Your goal
Would you pull out every line of the material that contains the string "aerial"?

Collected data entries
-------------------------

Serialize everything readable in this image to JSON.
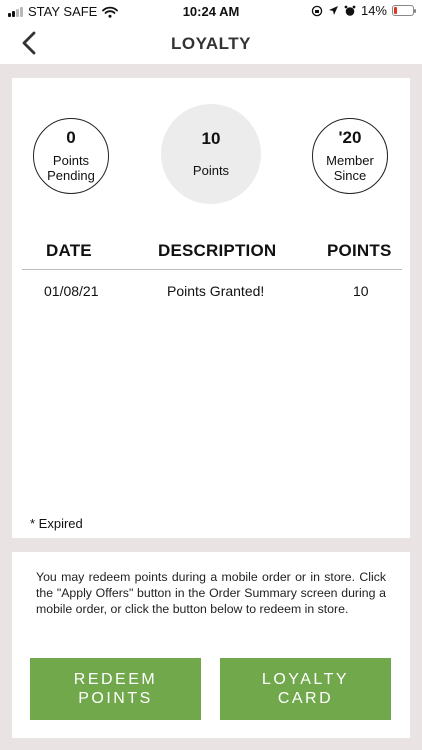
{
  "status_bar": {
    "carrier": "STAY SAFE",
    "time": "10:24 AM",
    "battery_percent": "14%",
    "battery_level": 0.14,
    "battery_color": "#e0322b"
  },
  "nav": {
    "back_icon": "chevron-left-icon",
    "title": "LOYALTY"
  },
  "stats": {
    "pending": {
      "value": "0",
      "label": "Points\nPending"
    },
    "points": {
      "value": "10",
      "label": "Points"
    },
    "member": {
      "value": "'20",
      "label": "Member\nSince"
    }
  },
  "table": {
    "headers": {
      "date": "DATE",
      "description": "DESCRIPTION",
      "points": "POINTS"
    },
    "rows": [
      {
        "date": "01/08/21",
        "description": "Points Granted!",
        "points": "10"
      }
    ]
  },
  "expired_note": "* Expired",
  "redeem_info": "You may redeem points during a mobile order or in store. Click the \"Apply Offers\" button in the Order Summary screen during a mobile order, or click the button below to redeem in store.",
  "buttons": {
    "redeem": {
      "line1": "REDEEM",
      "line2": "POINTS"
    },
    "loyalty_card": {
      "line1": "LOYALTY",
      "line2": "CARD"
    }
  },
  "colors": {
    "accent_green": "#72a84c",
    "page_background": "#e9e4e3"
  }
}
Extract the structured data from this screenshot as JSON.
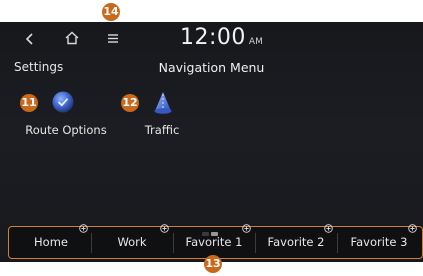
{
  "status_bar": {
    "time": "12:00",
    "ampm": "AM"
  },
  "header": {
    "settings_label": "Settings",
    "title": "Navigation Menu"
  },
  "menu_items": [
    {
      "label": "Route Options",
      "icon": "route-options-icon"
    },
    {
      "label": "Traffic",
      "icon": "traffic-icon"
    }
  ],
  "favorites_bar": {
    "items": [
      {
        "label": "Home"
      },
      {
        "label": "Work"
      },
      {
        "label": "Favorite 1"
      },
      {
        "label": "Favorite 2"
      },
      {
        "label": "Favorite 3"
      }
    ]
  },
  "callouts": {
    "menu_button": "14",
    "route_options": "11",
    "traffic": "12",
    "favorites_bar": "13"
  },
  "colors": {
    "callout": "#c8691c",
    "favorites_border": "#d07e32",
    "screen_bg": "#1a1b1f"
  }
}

-------------------------

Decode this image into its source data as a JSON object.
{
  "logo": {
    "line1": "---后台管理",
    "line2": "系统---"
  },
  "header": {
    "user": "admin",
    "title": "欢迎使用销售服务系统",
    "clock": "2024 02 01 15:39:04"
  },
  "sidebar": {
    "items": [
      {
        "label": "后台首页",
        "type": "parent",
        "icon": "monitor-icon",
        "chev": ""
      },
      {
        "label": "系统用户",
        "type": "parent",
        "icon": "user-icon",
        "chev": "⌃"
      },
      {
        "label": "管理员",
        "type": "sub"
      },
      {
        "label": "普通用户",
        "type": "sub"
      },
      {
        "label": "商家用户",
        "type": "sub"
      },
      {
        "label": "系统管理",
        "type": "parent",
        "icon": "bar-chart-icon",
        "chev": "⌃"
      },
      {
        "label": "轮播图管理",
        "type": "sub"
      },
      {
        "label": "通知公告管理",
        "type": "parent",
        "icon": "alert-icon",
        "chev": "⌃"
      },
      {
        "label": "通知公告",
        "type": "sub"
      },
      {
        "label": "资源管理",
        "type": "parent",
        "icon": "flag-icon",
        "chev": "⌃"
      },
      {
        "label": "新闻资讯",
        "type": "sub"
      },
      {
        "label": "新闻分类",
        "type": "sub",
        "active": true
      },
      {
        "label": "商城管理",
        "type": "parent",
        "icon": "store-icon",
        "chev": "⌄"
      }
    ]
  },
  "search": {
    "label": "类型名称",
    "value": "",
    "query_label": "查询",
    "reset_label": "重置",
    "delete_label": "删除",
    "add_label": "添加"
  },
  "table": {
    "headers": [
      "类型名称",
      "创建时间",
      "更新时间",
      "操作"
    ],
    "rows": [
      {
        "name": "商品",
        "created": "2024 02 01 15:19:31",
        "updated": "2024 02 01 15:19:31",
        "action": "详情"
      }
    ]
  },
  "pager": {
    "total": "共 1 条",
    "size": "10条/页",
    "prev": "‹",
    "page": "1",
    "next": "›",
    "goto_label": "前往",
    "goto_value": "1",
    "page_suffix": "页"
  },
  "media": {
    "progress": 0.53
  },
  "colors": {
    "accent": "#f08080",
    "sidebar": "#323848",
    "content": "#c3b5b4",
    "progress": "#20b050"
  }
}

-------------------------

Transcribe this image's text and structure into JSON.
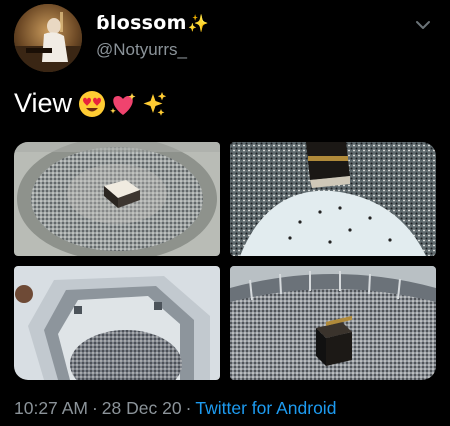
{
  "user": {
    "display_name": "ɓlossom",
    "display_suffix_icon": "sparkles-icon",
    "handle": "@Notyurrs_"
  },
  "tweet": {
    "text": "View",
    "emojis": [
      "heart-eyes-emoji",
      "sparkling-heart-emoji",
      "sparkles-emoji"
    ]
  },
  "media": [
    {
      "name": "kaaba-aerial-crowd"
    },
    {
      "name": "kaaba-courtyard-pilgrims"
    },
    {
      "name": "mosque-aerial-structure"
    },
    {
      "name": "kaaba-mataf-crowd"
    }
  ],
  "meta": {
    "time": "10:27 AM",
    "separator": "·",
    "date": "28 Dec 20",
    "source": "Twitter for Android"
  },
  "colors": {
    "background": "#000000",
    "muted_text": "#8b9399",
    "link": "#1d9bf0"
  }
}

-------------------------

Problem solution
      "name": "kaaba-aerial-crowd"
      "name": "mosque-aerial-structure"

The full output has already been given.